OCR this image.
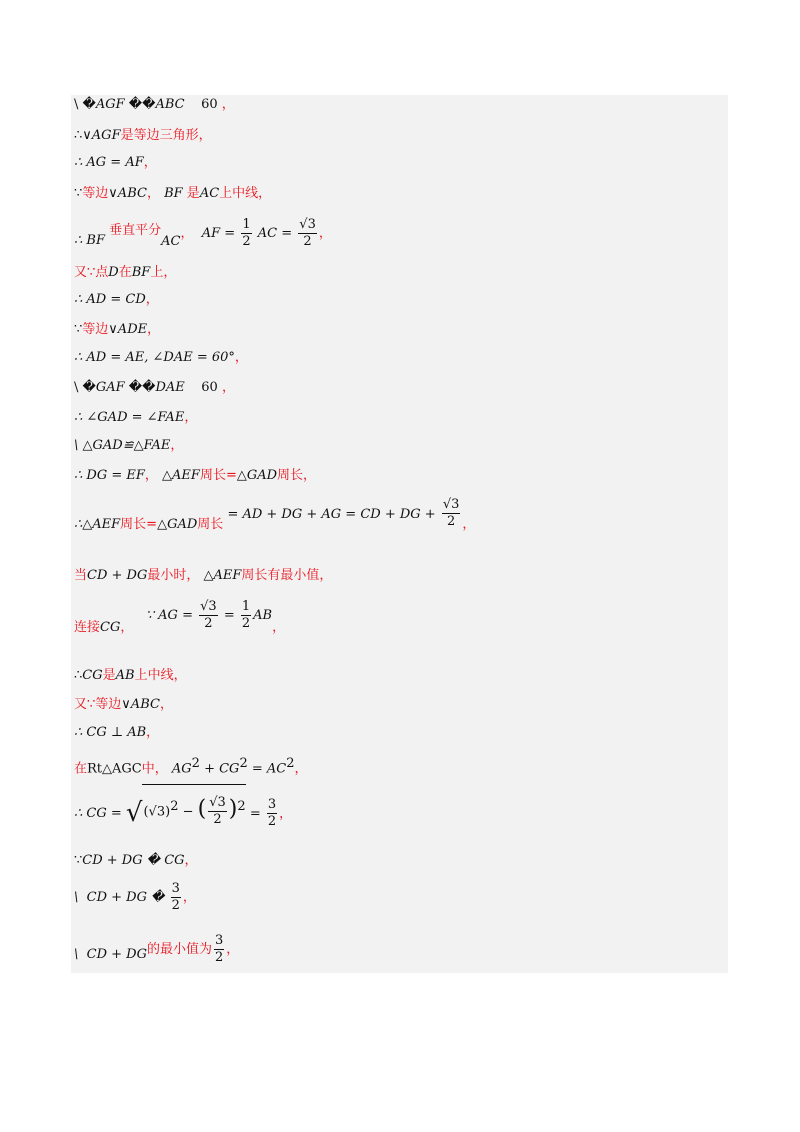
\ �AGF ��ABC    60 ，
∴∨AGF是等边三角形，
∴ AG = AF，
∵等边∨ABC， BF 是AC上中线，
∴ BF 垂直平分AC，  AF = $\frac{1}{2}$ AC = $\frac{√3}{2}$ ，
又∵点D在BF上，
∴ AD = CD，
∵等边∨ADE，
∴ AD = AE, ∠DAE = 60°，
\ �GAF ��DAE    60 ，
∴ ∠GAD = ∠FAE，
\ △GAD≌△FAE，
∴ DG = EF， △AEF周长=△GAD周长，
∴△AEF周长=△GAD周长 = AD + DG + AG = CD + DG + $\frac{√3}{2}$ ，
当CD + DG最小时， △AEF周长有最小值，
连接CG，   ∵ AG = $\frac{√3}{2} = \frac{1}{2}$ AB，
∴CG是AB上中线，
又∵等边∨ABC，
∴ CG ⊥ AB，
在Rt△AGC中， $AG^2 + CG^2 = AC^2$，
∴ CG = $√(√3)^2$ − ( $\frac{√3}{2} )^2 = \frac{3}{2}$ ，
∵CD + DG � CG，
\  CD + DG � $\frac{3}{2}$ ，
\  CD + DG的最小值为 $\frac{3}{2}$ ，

########

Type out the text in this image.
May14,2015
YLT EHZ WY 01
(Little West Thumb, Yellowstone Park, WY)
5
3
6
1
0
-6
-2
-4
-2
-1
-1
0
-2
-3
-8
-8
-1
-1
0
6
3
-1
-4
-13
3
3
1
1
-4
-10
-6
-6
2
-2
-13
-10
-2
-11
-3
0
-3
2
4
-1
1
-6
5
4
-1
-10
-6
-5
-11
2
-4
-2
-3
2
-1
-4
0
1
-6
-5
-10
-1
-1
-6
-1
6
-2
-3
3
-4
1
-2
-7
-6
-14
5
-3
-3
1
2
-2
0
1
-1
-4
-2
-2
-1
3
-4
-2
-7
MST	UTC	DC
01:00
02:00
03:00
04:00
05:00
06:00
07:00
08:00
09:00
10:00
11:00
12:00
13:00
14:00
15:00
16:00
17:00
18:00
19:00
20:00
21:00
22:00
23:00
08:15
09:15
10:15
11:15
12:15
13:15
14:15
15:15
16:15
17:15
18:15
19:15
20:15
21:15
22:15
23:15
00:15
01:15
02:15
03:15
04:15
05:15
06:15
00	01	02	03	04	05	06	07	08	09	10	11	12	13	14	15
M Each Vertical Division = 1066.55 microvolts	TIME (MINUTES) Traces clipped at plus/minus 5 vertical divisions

########

— GIVEN TASK —
Provide solely the number of lines in the data that include the word "GAD周长".

— PROBLEM SOLUTION —
2